Keluarnya sesuatu dari kemaluan itu adakalanya berupa benda yang biasa keluar seperti kencing, adakalanya berupa benda yang jarang keluar seperti darah dan batu, hukumnya pun juga berbeda-beda, ada kalanya yang keluar itu najis seperti air seni, ada kalanya suci seperti mani, dan semua itu sudah maklum.
Namun, ada beberapa hal yang masih samar, yaitu mani, madzi dan wadzi, ulama merinci semua itu dengan beberapa ciri-ciri yang dapat membedakan antara satu dengan yang lain. Adapun perinciannya sebagai berikut:
Mengenal Mani
Mani adalah cairan yang berwarna putih yang biasanya ketika keluar disertai rasa nikmat, keluarnya memancar dengan cepat, berbau adonan roti ketika basah dan berbau putih-putihnya telur ketika sudah kering.
Adapun hukumnya mani itu suci. Namun, walaupun suci, orang yang mengeluarkan mani wajib mandi, baik keluarnya itu sebab melakukan jima’ atau tidak, baik dalam keadaan tidur ataupun terbangun. Dalil diwajibkannya mandi ialah hadis yang diriwayatkan oleh Abi Sa’id al-Khudrīyi:
عَنْ أَبِي سَعِيدٍ الْخُدْرِيِّ رضي الله تعالى عنه قَالَ : قَالَ رَسُولُ اللَّهِ صلى الله عليه وسلم: الْمَاءُ مِنْ الْمَاءِ (رَوَاهُ مُسْلِمٌ)

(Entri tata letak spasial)
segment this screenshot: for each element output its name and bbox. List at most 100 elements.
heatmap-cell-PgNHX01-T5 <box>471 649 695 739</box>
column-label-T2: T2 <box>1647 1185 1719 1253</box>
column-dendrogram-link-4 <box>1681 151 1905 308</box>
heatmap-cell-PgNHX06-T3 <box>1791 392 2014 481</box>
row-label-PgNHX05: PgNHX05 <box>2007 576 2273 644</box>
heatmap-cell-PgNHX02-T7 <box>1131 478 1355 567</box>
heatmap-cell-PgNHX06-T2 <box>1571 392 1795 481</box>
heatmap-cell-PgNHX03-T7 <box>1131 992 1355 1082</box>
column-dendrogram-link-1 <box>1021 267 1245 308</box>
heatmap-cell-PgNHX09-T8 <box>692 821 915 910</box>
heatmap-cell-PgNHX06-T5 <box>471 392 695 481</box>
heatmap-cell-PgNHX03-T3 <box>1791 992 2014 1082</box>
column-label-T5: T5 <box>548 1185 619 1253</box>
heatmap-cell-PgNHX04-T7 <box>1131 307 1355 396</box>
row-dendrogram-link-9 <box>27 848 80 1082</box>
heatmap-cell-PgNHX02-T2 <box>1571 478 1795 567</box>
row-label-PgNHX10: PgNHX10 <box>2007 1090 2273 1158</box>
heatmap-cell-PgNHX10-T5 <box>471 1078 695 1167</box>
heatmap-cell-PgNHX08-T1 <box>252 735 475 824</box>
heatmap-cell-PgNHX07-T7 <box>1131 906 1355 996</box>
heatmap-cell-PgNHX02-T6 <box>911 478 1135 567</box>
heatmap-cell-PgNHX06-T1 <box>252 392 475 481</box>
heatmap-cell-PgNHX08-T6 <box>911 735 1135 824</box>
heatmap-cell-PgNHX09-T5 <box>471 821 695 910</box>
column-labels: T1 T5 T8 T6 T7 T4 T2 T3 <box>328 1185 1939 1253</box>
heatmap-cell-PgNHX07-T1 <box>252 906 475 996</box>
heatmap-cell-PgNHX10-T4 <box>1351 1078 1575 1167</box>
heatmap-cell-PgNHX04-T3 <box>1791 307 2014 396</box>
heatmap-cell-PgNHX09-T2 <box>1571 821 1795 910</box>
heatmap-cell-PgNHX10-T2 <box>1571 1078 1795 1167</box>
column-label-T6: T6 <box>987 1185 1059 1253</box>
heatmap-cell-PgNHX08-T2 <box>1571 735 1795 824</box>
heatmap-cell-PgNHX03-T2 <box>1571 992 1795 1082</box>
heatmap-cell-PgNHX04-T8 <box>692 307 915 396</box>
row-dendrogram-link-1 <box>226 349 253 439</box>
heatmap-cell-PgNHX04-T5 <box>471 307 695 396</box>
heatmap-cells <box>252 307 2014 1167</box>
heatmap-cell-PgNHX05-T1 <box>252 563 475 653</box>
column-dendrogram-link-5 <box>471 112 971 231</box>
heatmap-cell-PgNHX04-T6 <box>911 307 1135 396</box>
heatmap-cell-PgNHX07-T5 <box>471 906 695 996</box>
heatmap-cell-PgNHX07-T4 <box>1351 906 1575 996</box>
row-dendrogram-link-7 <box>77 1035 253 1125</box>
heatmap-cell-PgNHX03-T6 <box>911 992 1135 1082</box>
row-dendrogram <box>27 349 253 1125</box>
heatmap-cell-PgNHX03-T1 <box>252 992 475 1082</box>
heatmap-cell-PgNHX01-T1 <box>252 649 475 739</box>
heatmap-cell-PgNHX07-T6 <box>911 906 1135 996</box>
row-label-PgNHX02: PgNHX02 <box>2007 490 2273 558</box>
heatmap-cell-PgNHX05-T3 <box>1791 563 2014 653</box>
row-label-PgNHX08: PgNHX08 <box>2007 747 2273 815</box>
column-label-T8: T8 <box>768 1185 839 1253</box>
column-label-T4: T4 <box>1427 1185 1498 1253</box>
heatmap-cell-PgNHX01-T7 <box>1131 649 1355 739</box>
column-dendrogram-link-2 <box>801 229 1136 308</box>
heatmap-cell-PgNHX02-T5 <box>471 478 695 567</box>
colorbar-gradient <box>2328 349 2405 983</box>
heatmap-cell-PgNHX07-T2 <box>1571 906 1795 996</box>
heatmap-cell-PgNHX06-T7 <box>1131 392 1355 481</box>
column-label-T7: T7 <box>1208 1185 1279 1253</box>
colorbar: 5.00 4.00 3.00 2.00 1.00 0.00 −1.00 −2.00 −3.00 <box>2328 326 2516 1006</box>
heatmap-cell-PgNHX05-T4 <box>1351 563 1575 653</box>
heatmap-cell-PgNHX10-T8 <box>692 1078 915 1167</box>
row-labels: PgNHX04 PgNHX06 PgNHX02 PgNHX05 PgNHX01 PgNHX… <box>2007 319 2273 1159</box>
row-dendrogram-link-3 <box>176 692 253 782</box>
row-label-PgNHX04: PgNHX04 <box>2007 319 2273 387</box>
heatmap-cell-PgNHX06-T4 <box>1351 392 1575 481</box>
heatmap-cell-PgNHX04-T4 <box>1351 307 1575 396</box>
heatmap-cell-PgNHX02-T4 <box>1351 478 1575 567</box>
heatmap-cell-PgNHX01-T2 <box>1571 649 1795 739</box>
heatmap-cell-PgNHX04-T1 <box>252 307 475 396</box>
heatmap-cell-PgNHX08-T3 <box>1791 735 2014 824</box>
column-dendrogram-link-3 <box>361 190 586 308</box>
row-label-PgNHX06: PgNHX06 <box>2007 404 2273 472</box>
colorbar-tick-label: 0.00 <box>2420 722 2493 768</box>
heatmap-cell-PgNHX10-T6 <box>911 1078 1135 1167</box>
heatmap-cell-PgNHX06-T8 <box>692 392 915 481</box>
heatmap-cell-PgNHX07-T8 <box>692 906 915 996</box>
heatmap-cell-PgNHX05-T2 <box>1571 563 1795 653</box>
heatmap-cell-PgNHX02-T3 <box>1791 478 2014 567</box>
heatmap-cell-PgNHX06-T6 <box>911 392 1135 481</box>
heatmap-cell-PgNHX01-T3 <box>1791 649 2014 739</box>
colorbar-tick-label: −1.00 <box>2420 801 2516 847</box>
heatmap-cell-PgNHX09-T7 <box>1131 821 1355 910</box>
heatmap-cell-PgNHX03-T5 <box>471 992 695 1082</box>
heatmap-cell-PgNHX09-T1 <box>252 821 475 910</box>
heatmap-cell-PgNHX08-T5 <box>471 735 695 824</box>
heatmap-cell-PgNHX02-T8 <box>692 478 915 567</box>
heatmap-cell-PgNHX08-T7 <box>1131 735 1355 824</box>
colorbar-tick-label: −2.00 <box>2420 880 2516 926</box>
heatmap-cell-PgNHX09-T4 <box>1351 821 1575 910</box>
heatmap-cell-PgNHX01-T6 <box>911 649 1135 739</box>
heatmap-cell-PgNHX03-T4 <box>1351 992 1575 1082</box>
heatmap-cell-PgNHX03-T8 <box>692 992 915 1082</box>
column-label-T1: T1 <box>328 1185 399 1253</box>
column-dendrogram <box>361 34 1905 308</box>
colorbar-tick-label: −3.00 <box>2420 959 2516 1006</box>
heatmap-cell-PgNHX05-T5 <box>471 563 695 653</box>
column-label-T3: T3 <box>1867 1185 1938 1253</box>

# SOAL TERTULIS:
Jawablah pertanyaan berikut berdasarkan potongan teks di atas.
1. Apa contoh benda yang jarang keluar dari kemaluan?
2. Seperti apa bau mani ketika sudah kering?
3. Siapa yang meriwayatkan hadis yang menjadi dalil wajibnya mandi?

# JAWABAN LATIHAN:
1. Darah dan batu.
2. Mani yang sudah kering berbau seperti putih-putihnya telur.
3. Abi Sa’id al-Khudrīyi.